### PROVIDED RECORDS
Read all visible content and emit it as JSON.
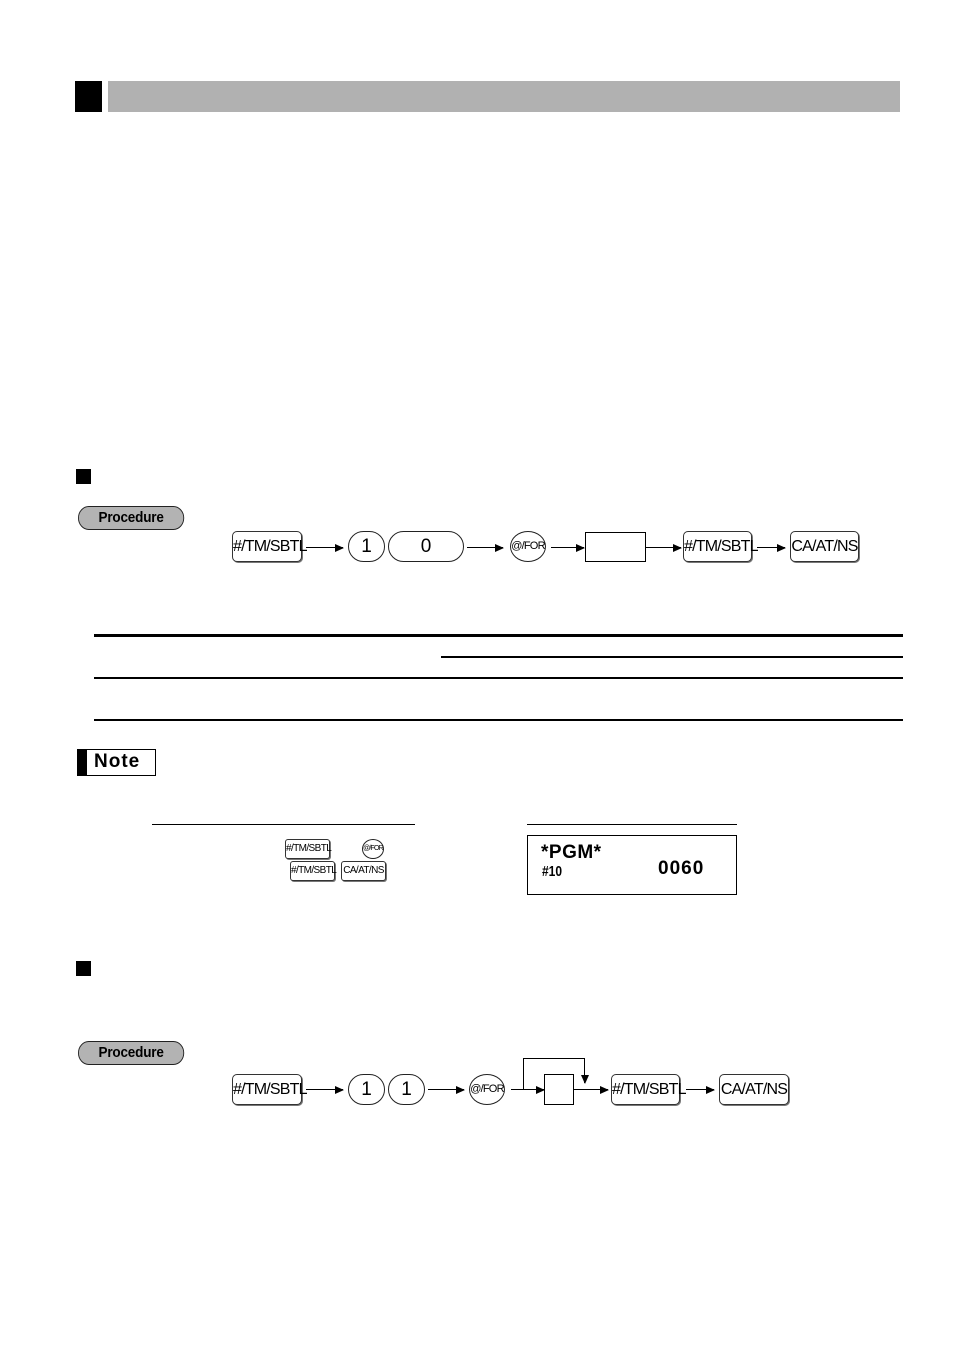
{
  "page": {
    "section_header": {
      "title": ""
    },
    "section1": {
      "heading": "",
      "procedure_label": "Procedure",
      "sequence": [
        {
          "type": "key",
          "label": "#/TM/SBTL",
          "icon": "subtotal-key"
        },
        {
          "type": "num",
          "label": "1"
        },
        {
          "type": "num-wide",
          "label": "0"
        },
        {
          "type": "round",
          "label": "@/FOR",
          "icon": "for-key"
        },
        {
          "type": "input-box",
          "label": ""
        },
        {
          "type": "key",
          "label": "#/TM/SBTL",
          "icon": "subtotal-key"
        },
        {
          "type": "key",
          "label": "CA/AT/NS",
          "icon": "cash-key"
        }
      ],
      "table": {
        "headers": [],
        "rows": []
      }
    },
    "note": {
      "label": "Note",
      "keys": {
        "row1_key1": "#/TM/SBTL",
        "row1_key2": "@/FOR",
        "row2_key1": "#/TM/SBTL",
        "row2_key2": "CA/AT/NS"
      },
      "display": {
        "line1": "*PGM*",
        "line2_label": "#10",
        "line2_value": "0060"
      }
    },
    "section2": {
      "heading": "",
      "procedure_label": "Procedure",
      "sequence": [
        {
          "type": "key",
          "label": "#/TM/SBTL",
          "icon": "subtotal-key"
        },
        {
          "type": "num",
          "label": "1"
        },
        {
          "type": "num",
          "label": "1"
        },
        {
          "type": "round",
          "label": "@/FOR",
          "icon": "for-key"
        },
        {
          "type": "input-box-loop",
          "label": ""
        },
        {
          "type": "key",
          "label": "#/TM/SBTL",
          "icon": "subtotal-key"
        },
        {
          "type": "key",
          "label": "CA/AT/NS",
          "icon": "cash-key"
        }
      ]
    }
  }
}
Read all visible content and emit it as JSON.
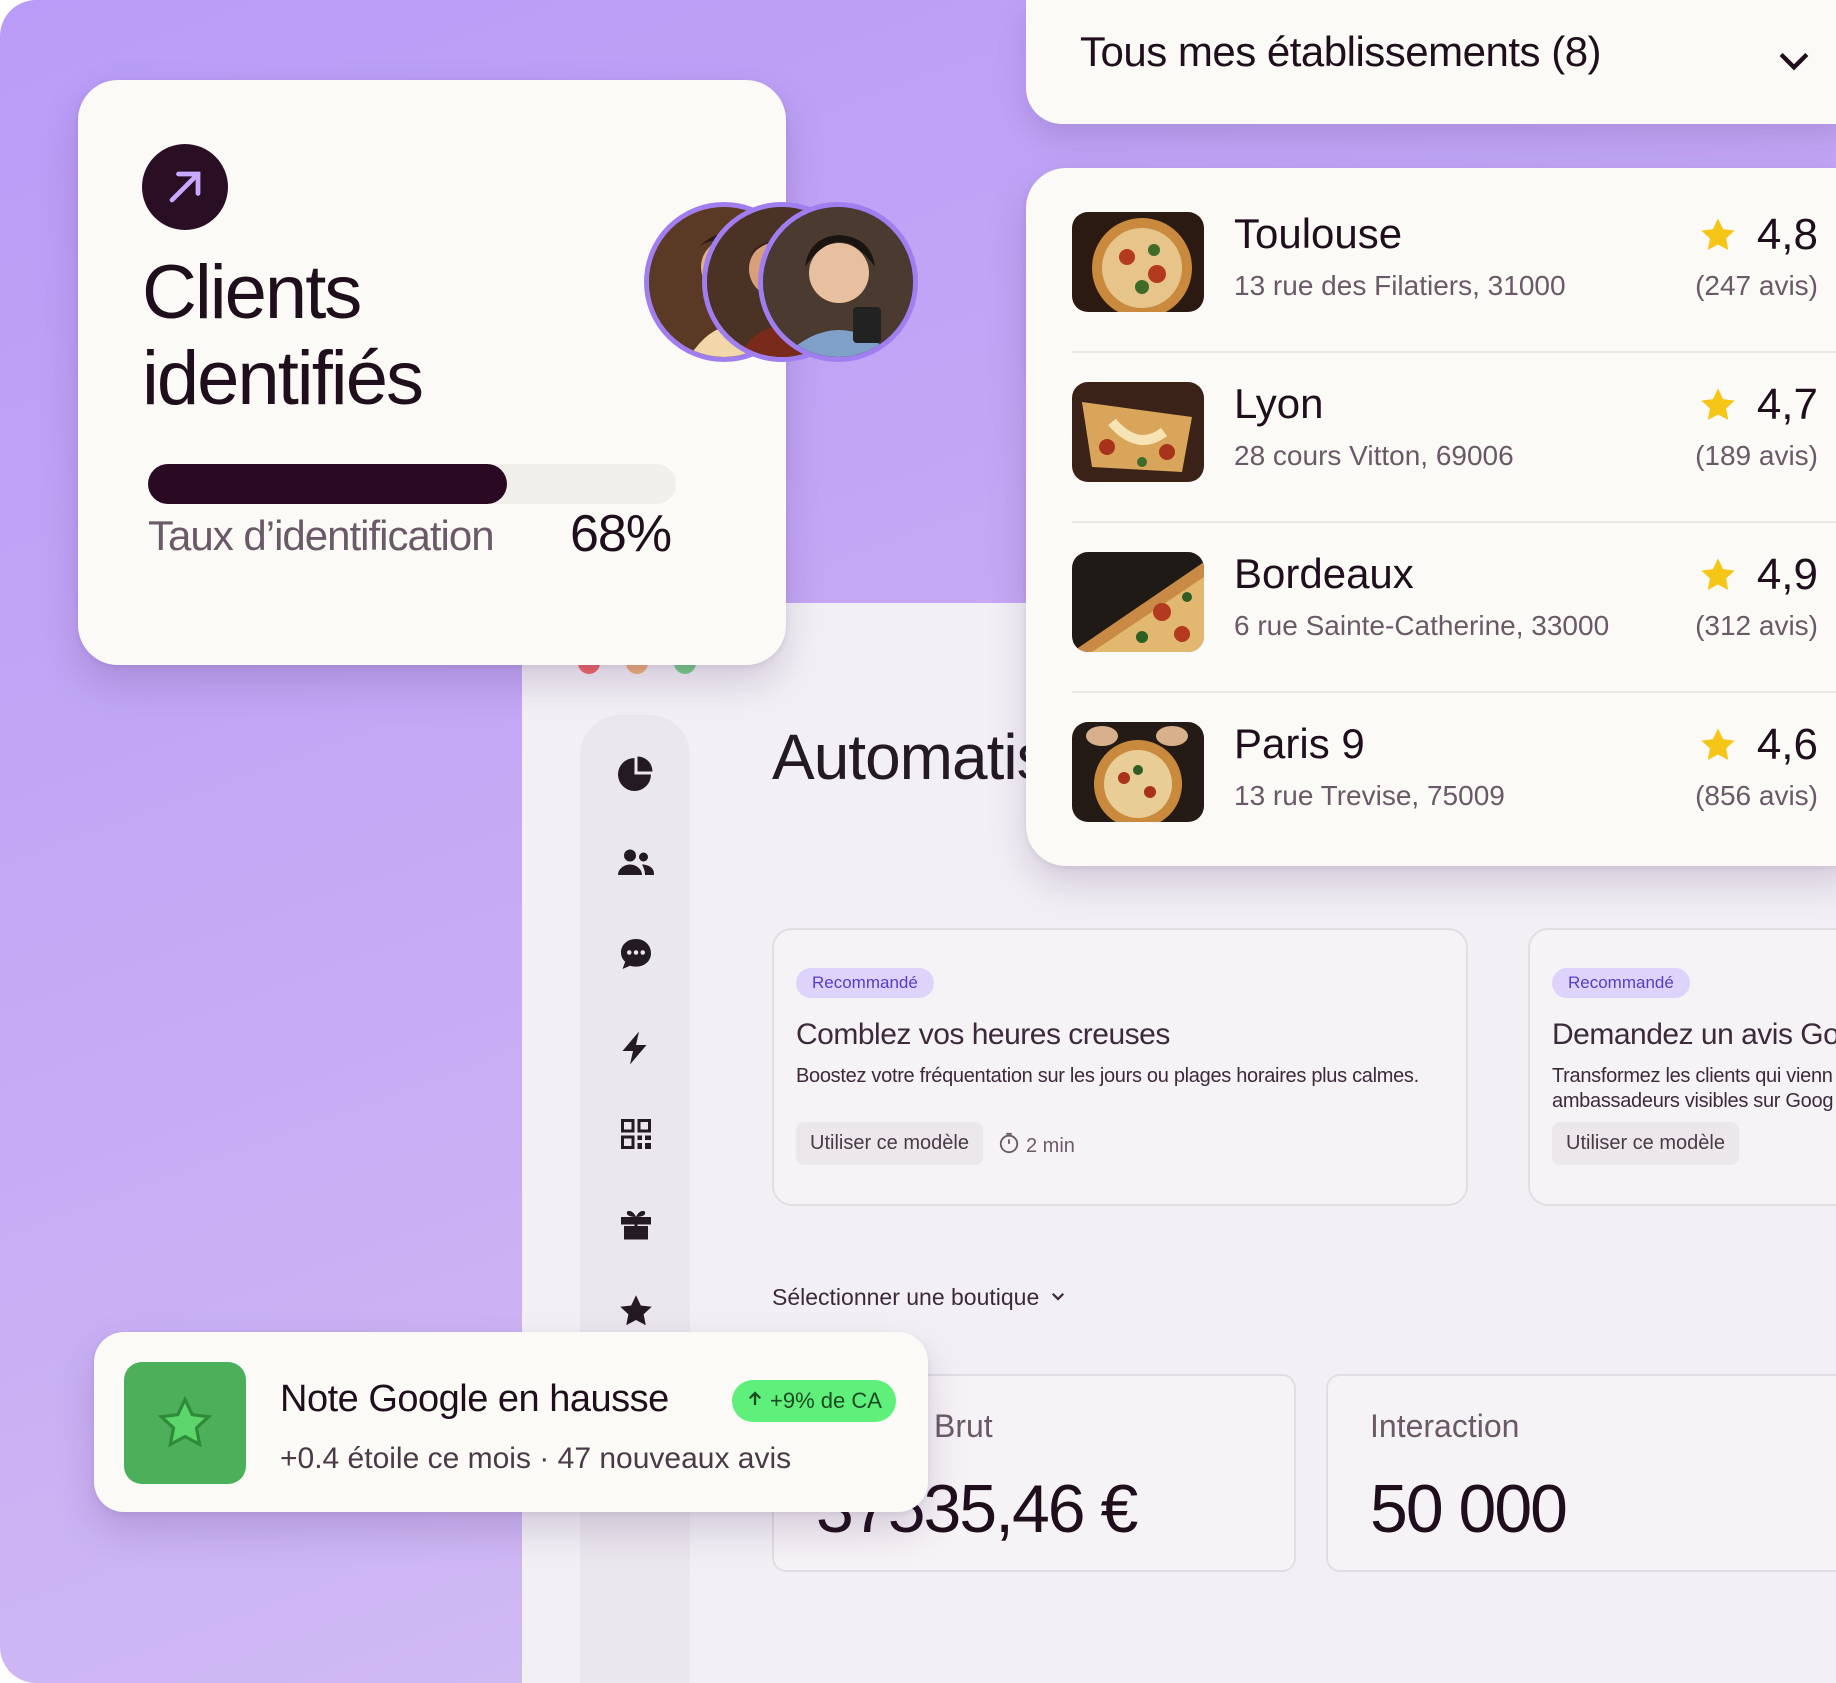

### SET EXERCISE
The records above need to be given again exactly. Omit the pictures.

### SOLUTION
Read all visible content and emit it as JSON.
{
  "page": {
    "section_header": {
      "title": ""
    },
    "section1": {
      "heading": "",
      "procedure_label": "Procedure",
      "sequence": [
        {
          "type": "key",
          "label": "#/TM/SBTL",
          "icon": "subtotal-key"
        },
        {
          "type": "num",
          "label": "1"
        },
        {
          "type": "num-wide",
          "label": "0"
        },
        {
          "type": "round",
          "label": "@/FOR",
          "icon": "for-key"
        },
        {
          "type": "input-box",
          "label": ""
        },
        {
          "type": "key",
          "label": "#/TM/SBTL",
          "icon": "subtotal-key"
        },
        {
          "type": "key",
          "label": "CA/AT/NS",
          "icon": "cash-key"
        }
      ],
      "table": {
        "headers": [],
        "rows": []
      }
    },
    "note": {
      "label": "Note",
      "keys": {
        "row1_key1": "#/TM/SBTL",
        "row1_key2": "@/FOR",
        "row2_key1": "#/TM/SBTL",
        "row2_key2": "CA/AT/NS"
      },
      "display": {
        "line1": "*PGM*",
        "line2_label": "#10",
        "line2_value": "0060"
      }
    },
    "section2": {
      "heading": "",
      "procedure_label": "Procedure",
      "sequence": [
        {
          "type": "key",
          "label": "#/TM/SBTL",
          "icon": "subtotal-key"
        },
        {
          "type": "num",
          "label": "1"
        },
        {
          "type": "num",
          "label": "1"
        },
        {
          "type": "round",
          "label": "@/FOR",
          "icon": "for-key"
        },
        {
          "type": "input-box-loop",
          "label": ""
        },
        {
          "type": "key",
          "label": "#/TM/SBTL",
          "icon": "subtotal-key"
        },
        {
          "type": "key",
          "label": "CA/AT/NS",
          "icon": "cash-key"
        }
      ]
    }
  }
}
Read all visible content and emit it as JSON.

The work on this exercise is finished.